- [Prompt]: Which lines hold the word "доходов"? Copy each of them.

Dataset entries
........

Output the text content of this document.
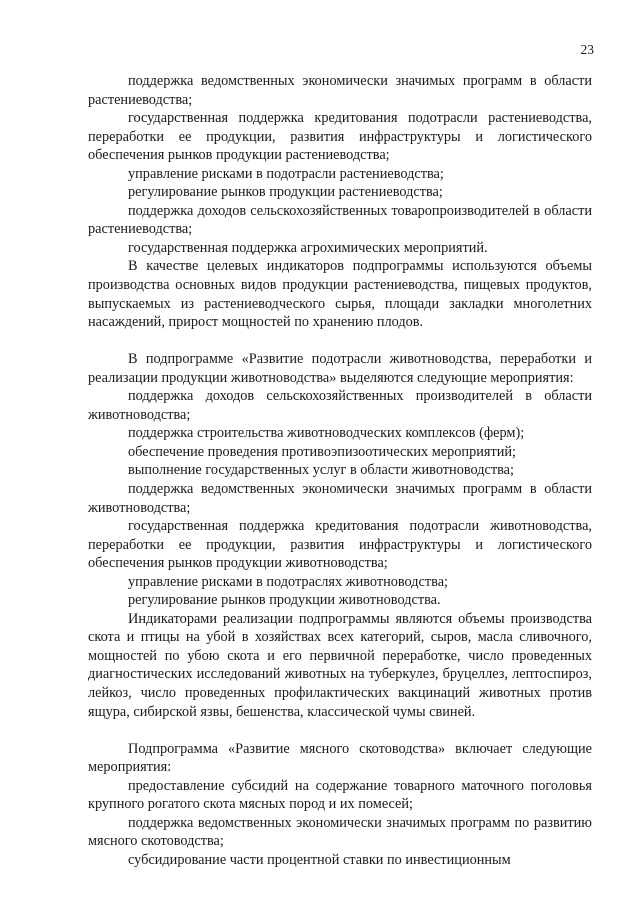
23

поддержка ведомственных экономически значимых программ в области растениеводства;

государственная поддержка кредитования подотрасли растениеводства, переработки ее продукции, развития инфраструктуры и логистического обеспечения рынков продукции растениеводства;

управление рисками в подотрасли растениеводства;

регулирование рынков продукции растениеводства;

поддержка доходов сельскохозяйственных товаропроизводителей в области растениеводства;

государственная поддержка агрохимических мероприятий.

В качестве целевых индикаторов подпрограммы используются объемы производства основных видов продукции растениеводства, пищевых продуктов, выпускаемых из растениеводческого сырья, площади закладки многолетних насаждений, прирост мощностей по хранению плодов.

В подпрограмме «Развитие подотрасли животноводства, переработки и реализации продукции животноводства» выделяются следующие мероприятия:

поддержка доходов сельскохозяйственных производителей в области животноводства;

поддержка строительства животноводческих комплексов (ферм);

обеспечение проведения противоэпизоотических мероприятий;

выполнение государственных услуг в области животноводства;

поддержка ведомственных экономически значимых программ в области животноводства;

государственная поддержка кредитования подотрасли животноводства, переработки ее продукции, развития инфраструктуры и логистического обеспечения рынков продукции животноводства;

управление рисками в подотраслях животноводства;

регулирование рынков продукции животноводства.

Индикаторами реализации подпрограммы являются объемы производства скота и птицы на убой в хозяйствах всех категорий, сыров, масла сливочного, мощностей по убою скота и его первичной переработке, число проведенных диагностических исследований животных на туберкулез, бруцеллез, лептоспироз, лейкоз, число проведенных профилактических вакцинаций животных против ящура, сибирской язвы, бешенства, классической чумы свиней.

Подпрограмма «Развитие мясного скотоводства» включает следующие мероприятия:

предоставление субсидий на содержание товарного маточного поголовья крупного рогатого скота мясных пород и их помесей;

поддержка ведомственных экономически значимых программ по развитию мясного скотоводства;

субсидирование части процентной ставки по инвестиционным
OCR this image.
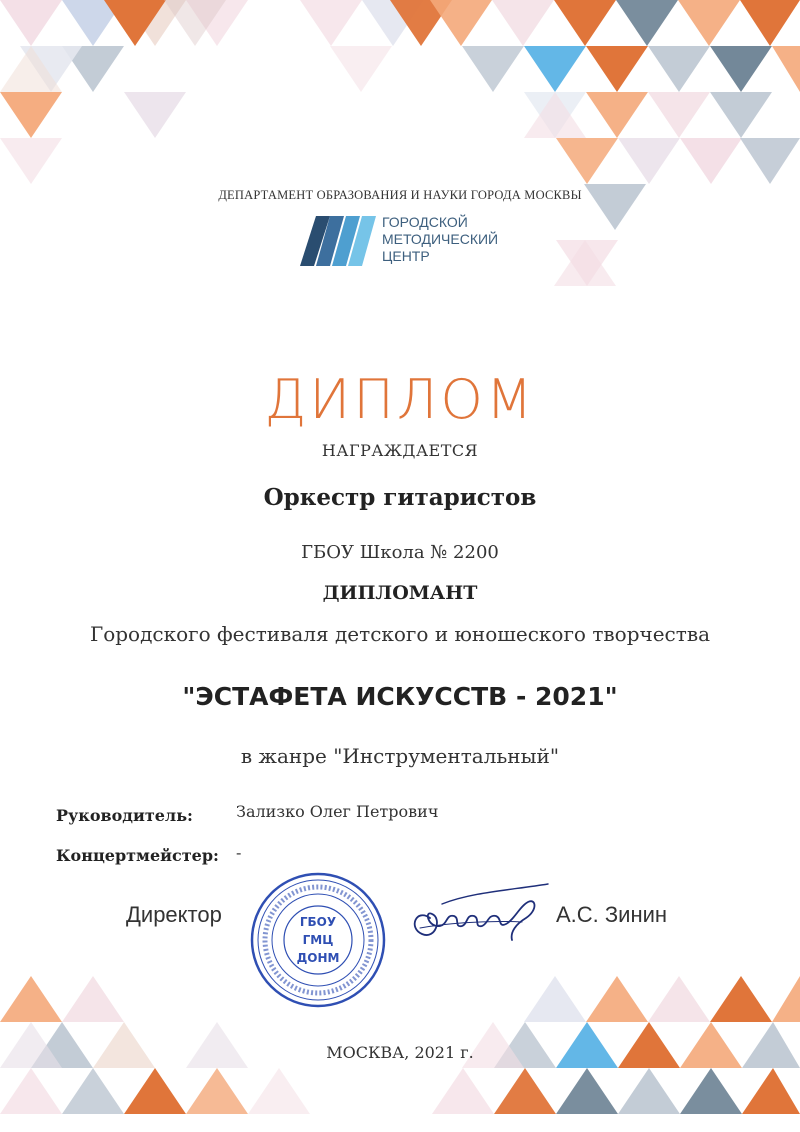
ДЕПАРТАМЕНТ ОБРАЗОВАНИЯ И НАУКИ ГОРОДА МОСКВЫ
ГОРОДСКОЙ
МЕТОДИЧЕСКИЙ
ЦЕНТР
ДИПЛОМ
НАГРАЖДАЕТСЯ
Оркестр гитаристов
ГБОУ Школа № 2200
ДИПЛОМАНТ
Городского фестиваля детского и юношеского творчества
"ЭСТАФЕТА ИСКУССТВ - 2021"
в жанре "Инструментальный"
Руководитель:	Зализко Олег Петрович
Концертмейстер: -
Директор	ГБОУ
ГМЦ
ДОНМ
А.С. Зинин
МОСКВА, 2021 г.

........

- [Response to the exercise]:
поддержка доходов сельскохозяйственных товаропроизводителей в области растениеводства;
поддержка доходов сельскохозяйственных производителей в области животноводства;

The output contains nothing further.